* **Source**
Les organisations de droits humains réaffirment que les revendications de la population en colère sont justes et conformes aux principes régissant toute société qui se veut démocratique. Investi d’un mandat de cinq (5) ans et intronisé le 7 février 2017, le Président de la République a une obligation de résultats, principalement celle d’améliorer les conditions de vie de la population. Malheureusement, sa gestion catastrophique de la res republica aggrave considérablement la misère de la population. Il est donc légitime que cette gestion chaotique soit dénoncée.
Toutefois, elles regrettent que des biens aient été incendiés et/ou pillés et estiment que la population doit manifester son ras-le-bol dans le respect des droits de tous et de toutes.

Lignes d'un jeu de données de mise en page
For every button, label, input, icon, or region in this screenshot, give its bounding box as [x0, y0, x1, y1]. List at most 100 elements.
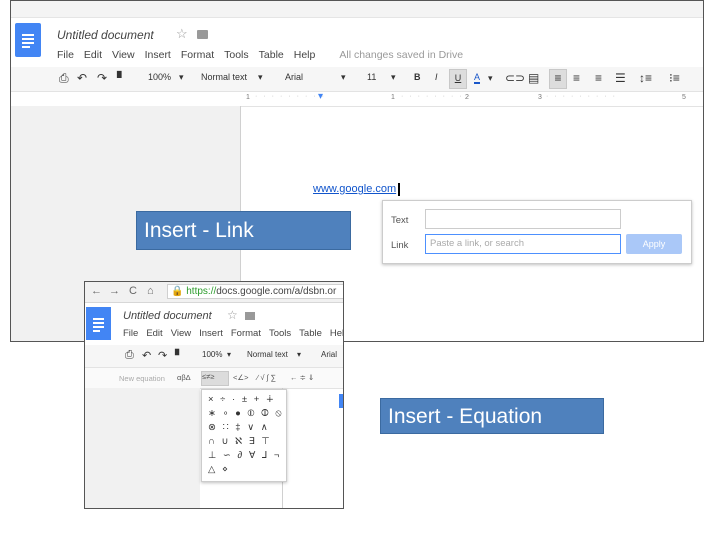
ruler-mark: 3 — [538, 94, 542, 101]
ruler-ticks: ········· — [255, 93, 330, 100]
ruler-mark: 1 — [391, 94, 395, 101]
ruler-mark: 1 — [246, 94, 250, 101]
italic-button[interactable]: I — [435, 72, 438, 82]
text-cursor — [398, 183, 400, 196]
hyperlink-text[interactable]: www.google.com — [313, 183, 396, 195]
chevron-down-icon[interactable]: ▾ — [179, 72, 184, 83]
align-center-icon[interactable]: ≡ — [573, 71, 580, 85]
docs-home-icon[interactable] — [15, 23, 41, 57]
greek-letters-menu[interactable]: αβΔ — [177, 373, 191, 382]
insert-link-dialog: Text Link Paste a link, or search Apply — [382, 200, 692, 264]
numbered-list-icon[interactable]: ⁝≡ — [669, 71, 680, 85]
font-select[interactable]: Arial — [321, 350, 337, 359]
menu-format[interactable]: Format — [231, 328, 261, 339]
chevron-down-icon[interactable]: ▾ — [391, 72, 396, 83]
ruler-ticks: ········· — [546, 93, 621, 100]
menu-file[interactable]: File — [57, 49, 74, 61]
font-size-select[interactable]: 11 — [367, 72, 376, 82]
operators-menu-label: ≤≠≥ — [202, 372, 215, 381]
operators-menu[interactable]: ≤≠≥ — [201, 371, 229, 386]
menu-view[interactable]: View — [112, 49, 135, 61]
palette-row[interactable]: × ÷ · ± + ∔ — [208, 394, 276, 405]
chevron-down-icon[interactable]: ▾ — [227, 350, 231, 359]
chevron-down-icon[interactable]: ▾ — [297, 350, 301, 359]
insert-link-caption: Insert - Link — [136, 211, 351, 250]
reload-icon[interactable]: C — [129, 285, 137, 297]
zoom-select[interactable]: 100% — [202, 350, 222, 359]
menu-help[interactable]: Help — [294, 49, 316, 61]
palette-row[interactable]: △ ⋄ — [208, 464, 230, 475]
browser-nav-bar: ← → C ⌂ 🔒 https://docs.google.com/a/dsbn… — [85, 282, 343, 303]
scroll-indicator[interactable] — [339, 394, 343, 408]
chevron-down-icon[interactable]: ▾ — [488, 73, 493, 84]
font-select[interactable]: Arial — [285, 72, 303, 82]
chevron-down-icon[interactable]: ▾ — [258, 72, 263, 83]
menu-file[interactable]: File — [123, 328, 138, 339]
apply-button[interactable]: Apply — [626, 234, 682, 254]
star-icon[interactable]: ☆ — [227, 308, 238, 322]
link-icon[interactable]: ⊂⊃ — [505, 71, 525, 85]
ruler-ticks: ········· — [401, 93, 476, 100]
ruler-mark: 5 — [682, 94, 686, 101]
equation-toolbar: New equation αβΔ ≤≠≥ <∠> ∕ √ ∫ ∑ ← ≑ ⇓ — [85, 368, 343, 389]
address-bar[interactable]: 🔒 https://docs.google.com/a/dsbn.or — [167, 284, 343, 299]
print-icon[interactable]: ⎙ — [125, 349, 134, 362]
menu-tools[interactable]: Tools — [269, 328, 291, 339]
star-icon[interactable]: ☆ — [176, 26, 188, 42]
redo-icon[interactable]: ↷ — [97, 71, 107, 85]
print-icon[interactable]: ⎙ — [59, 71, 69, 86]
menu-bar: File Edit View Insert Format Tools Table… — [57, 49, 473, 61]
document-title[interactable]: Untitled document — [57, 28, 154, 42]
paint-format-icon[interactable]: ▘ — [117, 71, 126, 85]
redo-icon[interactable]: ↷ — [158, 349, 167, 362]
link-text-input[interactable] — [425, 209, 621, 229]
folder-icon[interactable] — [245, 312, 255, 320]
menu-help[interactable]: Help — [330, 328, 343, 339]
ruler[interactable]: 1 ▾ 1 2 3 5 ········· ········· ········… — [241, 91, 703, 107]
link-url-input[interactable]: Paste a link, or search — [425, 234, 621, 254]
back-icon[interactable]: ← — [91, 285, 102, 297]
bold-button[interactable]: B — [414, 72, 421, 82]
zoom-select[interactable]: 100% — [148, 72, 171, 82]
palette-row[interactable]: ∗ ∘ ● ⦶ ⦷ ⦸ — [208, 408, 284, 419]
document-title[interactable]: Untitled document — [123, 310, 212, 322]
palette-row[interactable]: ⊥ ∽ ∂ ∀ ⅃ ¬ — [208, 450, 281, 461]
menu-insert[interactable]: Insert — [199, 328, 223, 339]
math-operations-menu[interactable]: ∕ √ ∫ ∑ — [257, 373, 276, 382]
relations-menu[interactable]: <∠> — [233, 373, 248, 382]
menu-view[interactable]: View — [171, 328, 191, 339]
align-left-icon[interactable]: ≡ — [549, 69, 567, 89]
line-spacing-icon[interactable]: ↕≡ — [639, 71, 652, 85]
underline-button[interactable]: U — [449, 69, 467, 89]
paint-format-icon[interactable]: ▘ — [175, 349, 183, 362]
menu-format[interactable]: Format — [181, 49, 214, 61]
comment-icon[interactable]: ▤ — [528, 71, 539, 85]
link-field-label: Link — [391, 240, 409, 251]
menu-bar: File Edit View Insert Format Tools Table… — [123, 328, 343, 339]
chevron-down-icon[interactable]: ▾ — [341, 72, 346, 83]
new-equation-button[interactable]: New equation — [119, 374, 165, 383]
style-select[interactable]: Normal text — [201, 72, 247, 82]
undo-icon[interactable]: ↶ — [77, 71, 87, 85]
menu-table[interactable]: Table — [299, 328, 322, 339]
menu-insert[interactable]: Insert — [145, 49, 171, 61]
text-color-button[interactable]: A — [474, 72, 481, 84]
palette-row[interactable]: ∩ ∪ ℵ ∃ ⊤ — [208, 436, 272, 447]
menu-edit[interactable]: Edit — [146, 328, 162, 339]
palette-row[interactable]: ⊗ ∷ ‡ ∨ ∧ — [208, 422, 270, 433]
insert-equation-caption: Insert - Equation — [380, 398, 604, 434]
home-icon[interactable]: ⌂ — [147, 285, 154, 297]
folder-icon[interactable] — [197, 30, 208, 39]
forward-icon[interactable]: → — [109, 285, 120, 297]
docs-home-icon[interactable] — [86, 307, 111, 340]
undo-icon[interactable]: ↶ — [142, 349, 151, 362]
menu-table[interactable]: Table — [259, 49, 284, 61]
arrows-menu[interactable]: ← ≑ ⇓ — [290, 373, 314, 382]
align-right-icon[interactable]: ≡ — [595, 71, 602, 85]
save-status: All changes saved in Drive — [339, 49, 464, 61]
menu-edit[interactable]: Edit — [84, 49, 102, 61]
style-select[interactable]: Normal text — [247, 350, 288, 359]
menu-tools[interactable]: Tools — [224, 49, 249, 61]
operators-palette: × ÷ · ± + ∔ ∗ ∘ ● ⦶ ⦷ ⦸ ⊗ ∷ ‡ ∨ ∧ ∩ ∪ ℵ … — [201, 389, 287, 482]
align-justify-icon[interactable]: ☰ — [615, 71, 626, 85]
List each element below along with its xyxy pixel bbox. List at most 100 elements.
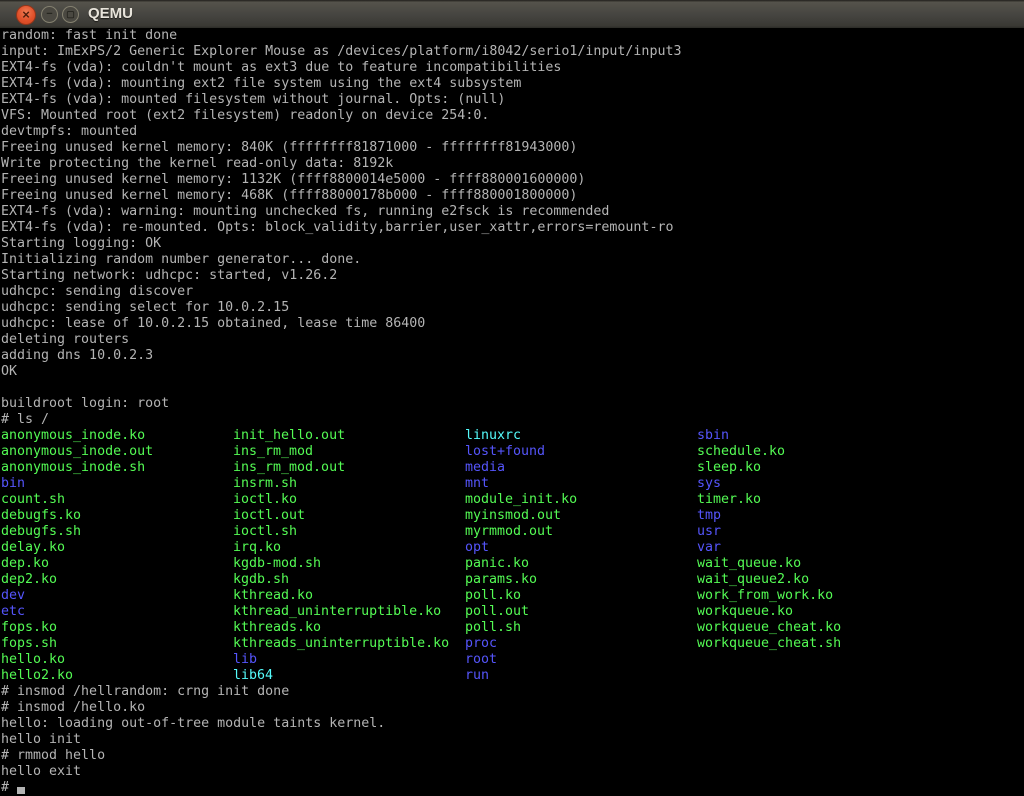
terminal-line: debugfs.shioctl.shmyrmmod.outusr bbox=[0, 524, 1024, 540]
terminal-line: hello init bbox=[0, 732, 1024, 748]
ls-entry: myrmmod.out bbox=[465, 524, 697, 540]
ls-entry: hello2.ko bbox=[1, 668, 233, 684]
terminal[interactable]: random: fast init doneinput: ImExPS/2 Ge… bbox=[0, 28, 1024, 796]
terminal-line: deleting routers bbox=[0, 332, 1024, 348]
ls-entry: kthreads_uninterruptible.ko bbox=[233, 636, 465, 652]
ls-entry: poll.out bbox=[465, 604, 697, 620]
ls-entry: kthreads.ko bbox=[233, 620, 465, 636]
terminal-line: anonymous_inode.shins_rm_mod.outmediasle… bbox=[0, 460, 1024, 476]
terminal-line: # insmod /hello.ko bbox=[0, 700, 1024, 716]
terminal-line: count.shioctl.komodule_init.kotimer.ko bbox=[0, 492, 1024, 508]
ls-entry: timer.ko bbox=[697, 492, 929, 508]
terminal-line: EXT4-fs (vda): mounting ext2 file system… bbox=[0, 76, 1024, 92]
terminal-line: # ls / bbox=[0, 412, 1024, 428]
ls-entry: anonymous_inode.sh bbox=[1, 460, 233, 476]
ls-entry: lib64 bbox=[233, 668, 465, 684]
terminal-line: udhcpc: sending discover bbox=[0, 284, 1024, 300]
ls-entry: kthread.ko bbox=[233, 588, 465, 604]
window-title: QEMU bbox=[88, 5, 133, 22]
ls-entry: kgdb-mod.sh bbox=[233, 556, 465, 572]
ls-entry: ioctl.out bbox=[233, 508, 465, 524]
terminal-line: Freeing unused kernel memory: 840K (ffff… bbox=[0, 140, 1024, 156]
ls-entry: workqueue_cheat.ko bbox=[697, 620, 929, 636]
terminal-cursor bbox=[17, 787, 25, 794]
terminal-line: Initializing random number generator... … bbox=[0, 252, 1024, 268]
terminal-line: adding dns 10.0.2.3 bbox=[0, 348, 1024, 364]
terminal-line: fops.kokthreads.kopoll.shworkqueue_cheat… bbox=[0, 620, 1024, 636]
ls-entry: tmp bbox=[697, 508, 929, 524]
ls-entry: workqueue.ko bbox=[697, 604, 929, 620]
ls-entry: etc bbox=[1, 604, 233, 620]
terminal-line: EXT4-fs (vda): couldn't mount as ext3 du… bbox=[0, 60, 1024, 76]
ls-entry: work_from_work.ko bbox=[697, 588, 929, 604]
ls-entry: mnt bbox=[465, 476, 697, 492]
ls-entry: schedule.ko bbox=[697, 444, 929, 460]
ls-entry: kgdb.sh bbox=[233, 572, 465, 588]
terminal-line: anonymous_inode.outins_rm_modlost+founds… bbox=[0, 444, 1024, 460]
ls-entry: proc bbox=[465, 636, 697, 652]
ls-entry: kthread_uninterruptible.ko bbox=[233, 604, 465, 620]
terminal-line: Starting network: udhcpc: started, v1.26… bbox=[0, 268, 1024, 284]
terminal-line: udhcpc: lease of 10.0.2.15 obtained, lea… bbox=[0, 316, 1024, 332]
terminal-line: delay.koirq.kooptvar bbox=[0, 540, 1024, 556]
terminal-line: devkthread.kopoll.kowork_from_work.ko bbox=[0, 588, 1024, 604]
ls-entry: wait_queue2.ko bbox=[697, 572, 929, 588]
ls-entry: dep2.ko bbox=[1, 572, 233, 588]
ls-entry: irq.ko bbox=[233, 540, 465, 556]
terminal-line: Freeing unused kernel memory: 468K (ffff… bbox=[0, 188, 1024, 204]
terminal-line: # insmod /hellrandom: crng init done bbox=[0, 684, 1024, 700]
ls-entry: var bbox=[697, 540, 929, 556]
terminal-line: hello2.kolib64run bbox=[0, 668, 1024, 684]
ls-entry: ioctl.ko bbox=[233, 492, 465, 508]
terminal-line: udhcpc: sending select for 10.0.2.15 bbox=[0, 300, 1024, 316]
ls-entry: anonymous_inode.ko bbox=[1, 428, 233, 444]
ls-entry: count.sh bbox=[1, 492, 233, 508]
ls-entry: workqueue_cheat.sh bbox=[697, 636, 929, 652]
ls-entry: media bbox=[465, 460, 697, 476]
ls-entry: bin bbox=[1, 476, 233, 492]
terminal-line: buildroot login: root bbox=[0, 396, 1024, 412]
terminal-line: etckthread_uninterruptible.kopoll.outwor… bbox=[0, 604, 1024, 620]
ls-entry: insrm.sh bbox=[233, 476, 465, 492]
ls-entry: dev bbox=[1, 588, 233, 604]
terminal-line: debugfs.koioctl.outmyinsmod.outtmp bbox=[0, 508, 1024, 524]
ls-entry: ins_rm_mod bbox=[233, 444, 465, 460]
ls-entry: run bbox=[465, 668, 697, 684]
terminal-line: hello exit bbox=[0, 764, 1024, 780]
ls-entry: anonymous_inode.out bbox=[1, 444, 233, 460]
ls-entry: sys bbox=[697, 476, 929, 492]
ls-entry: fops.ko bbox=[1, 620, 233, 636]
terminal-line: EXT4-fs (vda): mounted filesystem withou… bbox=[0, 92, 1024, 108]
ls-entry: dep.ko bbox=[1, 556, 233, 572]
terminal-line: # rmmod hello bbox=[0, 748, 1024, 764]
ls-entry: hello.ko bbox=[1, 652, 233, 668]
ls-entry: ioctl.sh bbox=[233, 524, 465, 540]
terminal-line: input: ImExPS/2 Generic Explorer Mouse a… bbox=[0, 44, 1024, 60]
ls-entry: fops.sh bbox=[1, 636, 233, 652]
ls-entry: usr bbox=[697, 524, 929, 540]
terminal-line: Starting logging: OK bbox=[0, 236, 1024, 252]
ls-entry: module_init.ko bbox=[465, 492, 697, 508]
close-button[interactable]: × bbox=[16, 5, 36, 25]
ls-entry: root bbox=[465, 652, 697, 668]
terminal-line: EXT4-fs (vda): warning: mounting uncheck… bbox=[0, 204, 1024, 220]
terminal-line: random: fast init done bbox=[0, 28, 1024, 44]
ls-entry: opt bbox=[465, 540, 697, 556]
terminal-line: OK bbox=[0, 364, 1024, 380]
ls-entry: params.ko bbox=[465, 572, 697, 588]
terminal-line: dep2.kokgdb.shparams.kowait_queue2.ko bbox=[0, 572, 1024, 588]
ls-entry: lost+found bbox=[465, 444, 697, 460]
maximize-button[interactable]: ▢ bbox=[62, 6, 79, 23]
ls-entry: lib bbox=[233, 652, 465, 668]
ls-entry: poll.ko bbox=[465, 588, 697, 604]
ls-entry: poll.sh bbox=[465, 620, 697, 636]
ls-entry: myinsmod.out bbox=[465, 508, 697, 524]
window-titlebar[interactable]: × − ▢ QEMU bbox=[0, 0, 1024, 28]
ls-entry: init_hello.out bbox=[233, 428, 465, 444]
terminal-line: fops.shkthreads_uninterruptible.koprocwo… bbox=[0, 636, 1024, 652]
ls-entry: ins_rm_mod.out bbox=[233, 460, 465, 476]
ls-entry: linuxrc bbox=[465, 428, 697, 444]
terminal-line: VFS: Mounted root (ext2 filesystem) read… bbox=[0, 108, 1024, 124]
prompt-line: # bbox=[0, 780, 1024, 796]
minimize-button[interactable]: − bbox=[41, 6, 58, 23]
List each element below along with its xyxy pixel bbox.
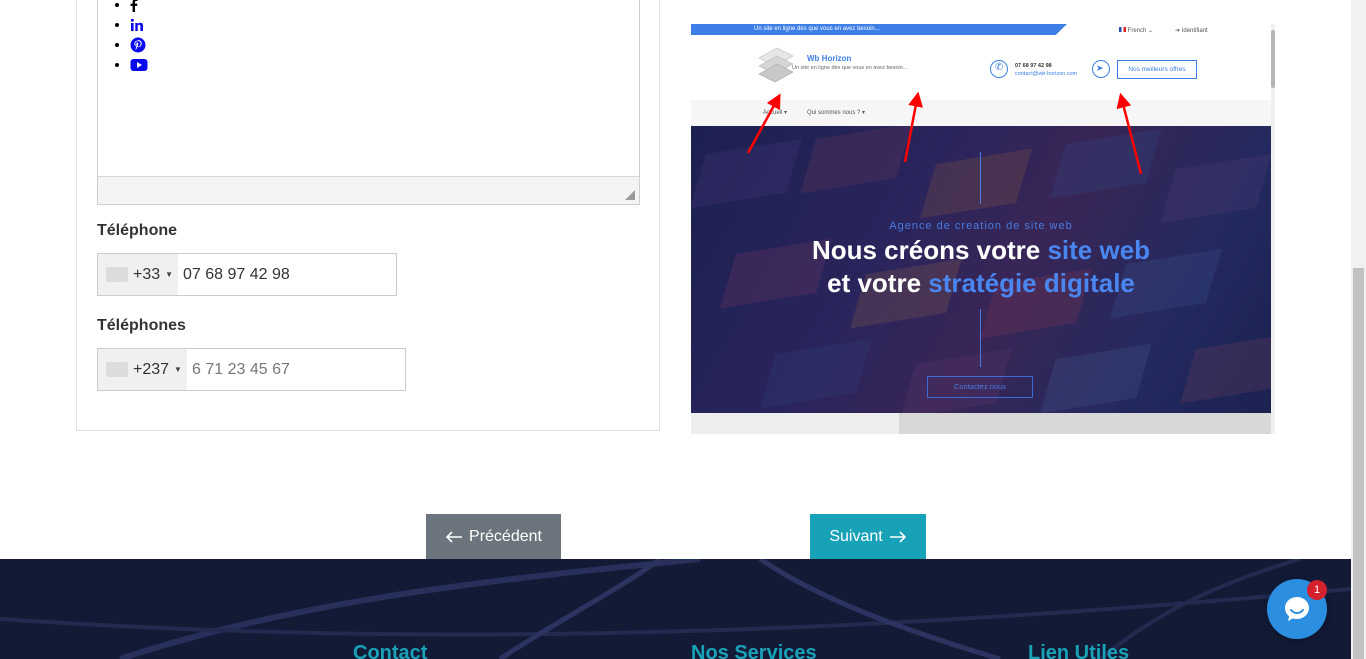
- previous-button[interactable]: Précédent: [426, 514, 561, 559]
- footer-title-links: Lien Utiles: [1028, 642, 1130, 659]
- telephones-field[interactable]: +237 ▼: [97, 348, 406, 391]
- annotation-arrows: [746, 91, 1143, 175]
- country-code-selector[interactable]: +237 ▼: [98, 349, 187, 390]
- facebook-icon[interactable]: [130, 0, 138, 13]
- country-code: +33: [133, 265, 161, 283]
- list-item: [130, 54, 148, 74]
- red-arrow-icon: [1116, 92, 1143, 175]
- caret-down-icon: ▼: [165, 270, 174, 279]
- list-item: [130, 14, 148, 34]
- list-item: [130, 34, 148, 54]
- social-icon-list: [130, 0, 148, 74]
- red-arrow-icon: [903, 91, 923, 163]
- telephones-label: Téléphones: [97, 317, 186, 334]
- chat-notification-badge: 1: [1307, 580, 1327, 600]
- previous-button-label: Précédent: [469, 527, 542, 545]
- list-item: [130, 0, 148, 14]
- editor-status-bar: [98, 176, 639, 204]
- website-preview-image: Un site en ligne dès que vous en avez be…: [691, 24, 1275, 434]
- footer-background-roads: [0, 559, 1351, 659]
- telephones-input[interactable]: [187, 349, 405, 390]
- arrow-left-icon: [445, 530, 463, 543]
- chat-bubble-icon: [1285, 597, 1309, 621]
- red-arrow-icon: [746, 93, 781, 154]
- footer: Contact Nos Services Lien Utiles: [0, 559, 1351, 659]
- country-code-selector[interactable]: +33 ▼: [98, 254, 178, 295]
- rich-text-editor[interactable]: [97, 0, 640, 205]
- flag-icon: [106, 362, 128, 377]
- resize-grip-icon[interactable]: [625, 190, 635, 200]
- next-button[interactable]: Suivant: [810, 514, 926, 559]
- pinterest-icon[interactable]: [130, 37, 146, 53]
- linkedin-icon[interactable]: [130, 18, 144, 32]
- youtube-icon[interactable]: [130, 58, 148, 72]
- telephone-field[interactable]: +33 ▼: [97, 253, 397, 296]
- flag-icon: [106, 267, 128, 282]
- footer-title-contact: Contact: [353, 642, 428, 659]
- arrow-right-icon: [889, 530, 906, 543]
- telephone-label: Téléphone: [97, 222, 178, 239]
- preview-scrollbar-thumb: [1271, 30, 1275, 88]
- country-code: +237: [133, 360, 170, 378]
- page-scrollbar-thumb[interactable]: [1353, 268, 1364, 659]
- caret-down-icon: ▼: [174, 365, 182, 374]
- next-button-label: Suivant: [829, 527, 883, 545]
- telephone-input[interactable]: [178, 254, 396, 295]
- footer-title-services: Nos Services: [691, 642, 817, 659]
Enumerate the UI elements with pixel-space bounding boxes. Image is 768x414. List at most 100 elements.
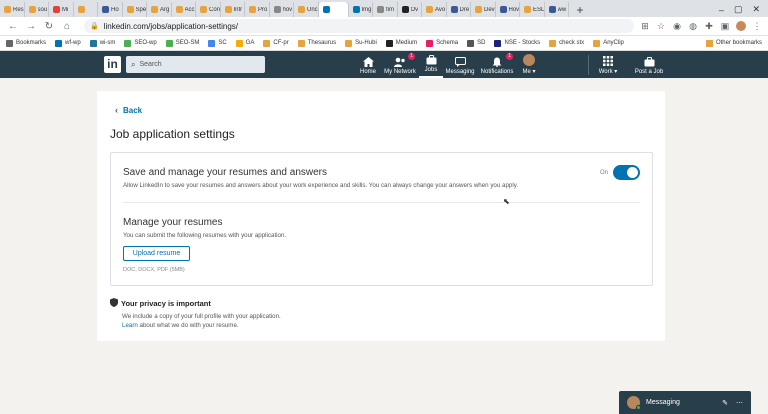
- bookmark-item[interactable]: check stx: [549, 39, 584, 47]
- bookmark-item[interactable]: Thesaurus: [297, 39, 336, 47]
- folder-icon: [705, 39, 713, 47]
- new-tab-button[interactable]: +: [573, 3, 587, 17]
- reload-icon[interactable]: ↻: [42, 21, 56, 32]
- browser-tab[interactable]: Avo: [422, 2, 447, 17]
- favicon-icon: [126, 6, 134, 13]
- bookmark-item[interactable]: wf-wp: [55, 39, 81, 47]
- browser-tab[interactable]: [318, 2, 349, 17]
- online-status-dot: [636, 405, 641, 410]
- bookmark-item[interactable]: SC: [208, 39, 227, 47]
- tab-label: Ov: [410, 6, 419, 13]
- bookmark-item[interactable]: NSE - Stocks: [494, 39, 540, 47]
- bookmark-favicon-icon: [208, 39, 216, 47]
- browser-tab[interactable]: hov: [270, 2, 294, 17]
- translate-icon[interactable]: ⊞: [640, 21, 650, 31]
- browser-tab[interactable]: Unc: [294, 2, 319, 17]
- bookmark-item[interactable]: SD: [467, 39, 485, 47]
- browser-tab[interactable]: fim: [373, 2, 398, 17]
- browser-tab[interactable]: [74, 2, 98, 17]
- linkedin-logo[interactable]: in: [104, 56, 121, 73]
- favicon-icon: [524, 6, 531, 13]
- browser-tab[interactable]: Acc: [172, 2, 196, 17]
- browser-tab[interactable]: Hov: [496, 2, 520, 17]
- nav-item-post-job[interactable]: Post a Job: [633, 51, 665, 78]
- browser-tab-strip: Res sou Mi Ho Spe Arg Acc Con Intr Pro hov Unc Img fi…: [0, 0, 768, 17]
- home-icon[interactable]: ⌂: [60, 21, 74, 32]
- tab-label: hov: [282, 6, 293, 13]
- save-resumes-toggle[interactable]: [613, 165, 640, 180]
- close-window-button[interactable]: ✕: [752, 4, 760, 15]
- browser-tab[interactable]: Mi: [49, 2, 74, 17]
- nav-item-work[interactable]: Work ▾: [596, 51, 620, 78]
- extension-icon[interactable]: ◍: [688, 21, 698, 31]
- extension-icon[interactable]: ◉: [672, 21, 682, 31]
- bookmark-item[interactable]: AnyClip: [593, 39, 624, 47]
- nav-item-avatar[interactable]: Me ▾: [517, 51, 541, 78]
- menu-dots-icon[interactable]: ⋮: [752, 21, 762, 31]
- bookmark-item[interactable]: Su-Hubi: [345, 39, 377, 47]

* **Travail demandé**
- 1) Résumez en deux phrases le texte sur les revendications de la population.
- 2) Relevez tous les verbes conjugués dont les organisations de droits humains sont le sujet dans le texte sur les revendications de la population.
- 3) Rédigez la suite du texte sur les revendications de la population, après sa dernière phrase.

* **Réponses**
- 1) Les organisations de droits humains jugent justes et conformes aux principes démocratiques les revendications de la population en colère. Elles estiment légitime de dénoncer la gestion du Président de la République, qui aggrave la misère au lieu d'améliorer les conditions de vie, mais regrettent les incendies et pillages de biens et demandent que la colère s'exprime dans le respect des droits de tous et de toutes.

- 2) réaffirment, regrettent, estiment

- 3)
De son côté, la Police nationale d’Haïti, doit rester professionnelle. Tout comportement contraire aux principes de l’institution doit être puni conformément à la loi, car il y aurait eu des exécutions ciblées. En outre, l’opposition politique, partie prenante de la crise, doit proposer des solutions claires à la nation pour une sortie de crise, car il ne suffit pas de soutenir les manifestations.
Enfin, ces organisations de défense des droits humains signataires de la présente présentent leurs condoléances aux familles éplorées et demandent aux protagonistes d’assumer leurs responsabilités, en trouvant une issue à la crise.